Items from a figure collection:
────
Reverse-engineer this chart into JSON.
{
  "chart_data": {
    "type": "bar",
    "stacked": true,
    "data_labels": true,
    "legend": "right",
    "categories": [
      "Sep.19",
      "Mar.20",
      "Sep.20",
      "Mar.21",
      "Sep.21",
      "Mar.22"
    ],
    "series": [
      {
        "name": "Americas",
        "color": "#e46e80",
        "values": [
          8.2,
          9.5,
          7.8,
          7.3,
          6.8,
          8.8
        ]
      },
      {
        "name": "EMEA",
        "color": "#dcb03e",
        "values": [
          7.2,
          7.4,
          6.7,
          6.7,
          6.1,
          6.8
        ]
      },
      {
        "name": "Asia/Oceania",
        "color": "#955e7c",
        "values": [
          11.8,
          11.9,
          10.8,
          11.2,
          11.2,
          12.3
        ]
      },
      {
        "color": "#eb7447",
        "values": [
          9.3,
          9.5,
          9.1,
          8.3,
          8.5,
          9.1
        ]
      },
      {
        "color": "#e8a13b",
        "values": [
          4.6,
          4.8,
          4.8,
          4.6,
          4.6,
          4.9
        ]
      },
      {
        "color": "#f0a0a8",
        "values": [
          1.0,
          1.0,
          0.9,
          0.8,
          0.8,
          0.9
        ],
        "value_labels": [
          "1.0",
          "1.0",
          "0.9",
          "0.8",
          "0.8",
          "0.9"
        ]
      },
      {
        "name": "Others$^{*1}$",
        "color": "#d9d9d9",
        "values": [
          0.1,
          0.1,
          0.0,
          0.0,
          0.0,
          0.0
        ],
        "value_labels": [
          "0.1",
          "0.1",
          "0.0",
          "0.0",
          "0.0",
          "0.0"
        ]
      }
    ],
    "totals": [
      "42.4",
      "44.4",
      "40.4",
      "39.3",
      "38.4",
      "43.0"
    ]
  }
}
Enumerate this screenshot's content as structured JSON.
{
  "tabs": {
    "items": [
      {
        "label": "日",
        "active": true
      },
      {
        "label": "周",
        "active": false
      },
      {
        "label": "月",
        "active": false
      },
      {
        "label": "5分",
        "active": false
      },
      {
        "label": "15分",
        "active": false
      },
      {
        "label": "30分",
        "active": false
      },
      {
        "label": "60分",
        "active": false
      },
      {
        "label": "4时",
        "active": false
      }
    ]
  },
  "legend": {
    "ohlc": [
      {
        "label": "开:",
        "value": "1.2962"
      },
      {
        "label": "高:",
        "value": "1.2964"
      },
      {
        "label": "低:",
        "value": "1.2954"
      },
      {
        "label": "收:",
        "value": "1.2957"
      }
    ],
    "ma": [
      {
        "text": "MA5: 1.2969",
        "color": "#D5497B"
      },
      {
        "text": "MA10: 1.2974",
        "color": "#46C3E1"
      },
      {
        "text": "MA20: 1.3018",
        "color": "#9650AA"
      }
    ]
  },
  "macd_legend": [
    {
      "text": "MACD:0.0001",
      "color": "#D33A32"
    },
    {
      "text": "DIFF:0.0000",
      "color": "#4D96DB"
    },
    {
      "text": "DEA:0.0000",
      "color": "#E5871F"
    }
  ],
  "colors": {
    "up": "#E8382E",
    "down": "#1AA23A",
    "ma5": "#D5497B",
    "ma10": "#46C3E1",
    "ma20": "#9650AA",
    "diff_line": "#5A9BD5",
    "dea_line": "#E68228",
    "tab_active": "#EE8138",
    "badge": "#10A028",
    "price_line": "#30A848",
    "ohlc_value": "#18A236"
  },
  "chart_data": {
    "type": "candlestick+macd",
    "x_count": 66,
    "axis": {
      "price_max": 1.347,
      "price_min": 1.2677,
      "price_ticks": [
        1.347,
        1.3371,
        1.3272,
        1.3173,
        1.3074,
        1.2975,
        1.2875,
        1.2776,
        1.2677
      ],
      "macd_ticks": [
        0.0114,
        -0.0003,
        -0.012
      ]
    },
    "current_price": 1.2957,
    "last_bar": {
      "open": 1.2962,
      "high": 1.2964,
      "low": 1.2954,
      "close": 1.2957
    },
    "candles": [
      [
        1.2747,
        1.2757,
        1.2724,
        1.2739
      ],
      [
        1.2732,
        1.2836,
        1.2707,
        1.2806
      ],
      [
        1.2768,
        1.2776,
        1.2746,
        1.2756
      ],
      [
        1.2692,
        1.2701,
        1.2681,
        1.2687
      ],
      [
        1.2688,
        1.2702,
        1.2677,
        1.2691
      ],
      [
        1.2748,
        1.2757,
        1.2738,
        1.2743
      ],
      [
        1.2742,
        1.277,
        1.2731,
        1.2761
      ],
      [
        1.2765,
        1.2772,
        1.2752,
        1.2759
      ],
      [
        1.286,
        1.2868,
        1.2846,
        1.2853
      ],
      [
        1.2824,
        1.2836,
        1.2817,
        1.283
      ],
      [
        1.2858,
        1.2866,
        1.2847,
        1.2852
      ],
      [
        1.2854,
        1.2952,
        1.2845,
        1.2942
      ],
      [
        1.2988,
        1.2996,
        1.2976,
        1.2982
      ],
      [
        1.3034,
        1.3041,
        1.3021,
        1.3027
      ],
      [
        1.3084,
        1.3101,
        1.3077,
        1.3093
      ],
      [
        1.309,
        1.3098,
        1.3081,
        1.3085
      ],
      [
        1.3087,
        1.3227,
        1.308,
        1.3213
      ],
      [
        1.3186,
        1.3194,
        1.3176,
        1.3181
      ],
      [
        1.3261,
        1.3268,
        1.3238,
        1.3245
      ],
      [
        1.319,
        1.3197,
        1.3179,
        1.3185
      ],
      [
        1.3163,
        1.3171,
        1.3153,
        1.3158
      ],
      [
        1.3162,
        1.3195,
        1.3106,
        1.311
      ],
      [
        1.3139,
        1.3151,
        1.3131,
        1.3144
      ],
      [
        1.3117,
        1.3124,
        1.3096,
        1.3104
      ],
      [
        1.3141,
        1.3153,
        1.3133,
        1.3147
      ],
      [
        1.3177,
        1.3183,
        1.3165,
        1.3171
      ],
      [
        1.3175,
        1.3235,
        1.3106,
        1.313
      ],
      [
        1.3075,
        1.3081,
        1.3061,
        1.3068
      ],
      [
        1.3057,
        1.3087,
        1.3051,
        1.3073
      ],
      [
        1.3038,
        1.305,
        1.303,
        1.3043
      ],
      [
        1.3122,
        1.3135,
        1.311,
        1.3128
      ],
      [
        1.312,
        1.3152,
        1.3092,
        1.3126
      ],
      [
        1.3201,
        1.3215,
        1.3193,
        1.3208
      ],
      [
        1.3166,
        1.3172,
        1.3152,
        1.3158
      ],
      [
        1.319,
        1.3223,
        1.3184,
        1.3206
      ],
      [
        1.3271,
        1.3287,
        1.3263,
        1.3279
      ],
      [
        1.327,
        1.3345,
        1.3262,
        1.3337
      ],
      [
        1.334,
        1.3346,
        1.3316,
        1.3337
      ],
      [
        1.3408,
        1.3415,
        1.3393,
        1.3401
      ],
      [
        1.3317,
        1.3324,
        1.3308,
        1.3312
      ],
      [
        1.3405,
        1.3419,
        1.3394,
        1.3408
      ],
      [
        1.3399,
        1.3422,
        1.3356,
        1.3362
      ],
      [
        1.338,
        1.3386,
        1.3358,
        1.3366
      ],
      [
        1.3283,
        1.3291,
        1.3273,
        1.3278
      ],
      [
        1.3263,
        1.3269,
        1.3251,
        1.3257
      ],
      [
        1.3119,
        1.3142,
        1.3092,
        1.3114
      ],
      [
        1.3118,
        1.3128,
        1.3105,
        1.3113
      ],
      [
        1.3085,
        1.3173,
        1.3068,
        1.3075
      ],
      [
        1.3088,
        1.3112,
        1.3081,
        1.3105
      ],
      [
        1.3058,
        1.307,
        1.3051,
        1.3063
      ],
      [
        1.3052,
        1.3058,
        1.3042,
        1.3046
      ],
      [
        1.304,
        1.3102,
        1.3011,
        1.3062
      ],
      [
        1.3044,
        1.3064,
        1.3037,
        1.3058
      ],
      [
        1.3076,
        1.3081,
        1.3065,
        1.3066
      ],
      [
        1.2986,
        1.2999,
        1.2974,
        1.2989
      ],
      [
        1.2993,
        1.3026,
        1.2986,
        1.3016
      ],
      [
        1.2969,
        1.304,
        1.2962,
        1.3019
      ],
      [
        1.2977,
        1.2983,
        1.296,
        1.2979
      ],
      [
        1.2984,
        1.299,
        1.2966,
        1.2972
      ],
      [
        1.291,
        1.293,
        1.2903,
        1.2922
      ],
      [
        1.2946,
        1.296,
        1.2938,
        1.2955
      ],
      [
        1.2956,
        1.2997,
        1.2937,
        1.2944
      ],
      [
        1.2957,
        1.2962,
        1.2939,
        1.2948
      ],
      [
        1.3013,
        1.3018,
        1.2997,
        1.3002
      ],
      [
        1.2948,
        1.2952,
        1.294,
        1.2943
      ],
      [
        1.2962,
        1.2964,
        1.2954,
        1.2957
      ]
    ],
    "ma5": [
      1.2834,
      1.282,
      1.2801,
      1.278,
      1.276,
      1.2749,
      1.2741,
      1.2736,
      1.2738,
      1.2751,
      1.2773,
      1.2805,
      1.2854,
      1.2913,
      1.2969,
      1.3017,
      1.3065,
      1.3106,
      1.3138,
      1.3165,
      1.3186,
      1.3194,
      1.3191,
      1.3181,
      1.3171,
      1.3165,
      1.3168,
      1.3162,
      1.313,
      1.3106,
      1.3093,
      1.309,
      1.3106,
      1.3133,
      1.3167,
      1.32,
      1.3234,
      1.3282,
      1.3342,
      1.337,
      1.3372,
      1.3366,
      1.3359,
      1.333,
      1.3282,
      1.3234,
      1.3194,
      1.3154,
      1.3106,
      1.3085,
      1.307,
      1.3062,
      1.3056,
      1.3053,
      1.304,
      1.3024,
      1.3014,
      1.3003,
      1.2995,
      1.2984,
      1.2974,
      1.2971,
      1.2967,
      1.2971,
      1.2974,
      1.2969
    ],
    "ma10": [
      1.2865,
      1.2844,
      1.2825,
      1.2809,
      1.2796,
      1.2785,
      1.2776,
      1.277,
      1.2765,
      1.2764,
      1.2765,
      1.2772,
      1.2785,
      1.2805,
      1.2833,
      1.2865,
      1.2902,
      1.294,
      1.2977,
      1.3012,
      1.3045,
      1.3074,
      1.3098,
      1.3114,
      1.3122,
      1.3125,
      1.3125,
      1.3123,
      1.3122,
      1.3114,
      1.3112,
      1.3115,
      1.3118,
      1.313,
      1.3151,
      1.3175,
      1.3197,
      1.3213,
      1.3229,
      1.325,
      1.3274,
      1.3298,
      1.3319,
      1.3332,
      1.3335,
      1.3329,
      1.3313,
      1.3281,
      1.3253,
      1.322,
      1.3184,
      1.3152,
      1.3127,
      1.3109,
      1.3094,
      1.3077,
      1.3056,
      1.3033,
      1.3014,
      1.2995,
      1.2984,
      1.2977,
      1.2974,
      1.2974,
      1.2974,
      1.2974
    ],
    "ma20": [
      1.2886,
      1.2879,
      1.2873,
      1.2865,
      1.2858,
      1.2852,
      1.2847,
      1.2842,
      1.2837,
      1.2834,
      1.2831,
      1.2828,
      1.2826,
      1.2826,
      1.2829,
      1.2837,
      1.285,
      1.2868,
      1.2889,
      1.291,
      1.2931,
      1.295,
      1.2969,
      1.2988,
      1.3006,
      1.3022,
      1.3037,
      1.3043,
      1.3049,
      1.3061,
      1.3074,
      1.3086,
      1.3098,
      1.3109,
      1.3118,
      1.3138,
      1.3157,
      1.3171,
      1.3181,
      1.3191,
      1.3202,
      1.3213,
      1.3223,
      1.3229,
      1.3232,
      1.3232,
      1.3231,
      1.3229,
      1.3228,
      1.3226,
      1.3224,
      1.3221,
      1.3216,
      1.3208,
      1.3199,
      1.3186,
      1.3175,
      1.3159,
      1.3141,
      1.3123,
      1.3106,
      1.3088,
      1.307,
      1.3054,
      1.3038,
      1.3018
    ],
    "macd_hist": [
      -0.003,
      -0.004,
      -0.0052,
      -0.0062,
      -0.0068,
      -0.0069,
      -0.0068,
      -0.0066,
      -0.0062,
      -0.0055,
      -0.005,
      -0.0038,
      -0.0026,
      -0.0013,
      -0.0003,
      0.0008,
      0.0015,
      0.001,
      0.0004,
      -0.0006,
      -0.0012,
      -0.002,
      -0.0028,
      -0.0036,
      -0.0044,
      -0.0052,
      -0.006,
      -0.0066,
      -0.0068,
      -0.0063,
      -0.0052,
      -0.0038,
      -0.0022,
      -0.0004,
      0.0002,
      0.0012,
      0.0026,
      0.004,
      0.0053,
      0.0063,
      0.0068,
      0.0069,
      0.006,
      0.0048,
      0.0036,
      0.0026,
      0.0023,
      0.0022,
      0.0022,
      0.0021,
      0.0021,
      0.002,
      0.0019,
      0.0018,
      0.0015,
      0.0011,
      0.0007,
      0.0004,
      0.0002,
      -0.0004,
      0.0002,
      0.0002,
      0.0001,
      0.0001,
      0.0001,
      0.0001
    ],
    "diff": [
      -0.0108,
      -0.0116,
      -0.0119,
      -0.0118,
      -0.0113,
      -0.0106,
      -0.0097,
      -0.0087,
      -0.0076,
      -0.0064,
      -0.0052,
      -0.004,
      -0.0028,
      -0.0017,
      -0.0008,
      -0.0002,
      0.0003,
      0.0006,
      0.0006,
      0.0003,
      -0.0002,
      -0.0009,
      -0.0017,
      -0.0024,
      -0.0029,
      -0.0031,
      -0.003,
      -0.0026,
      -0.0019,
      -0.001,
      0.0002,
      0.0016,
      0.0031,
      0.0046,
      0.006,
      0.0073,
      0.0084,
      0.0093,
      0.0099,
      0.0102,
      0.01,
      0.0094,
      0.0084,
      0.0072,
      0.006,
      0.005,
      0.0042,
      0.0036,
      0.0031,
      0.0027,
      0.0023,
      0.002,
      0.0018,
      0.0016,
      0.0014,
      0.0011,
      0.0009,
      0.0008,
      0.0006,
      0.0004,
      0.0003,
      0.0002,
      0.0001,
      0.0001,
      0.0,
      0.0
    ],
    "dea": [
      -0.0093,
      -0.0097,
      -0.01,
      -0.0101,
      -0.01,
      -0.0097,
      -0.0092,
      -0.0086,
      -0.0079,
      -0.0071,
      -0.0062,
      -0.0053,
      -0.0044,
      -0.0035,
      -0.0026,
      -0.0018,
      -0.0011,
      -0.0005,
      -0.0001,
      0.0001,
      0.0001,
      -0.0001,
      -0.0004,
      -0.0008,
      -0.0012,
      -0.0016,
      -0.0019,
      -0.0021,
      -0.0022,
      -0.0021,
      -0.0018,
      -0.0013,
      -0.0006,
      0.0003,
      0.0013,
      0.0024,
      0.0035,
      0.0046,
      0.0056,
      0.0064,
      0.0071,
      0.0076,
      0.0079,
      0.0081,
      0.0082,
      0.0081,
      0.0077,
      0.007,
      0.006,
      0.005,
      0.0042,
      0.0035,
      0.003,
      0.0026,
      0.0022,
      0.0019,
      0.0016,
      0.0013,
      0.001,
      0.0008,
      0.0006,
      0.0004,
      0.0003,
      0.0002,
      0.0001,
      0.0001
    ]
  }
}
────
Note how many lines in the listing above hold the string "name", then give only that figure.

4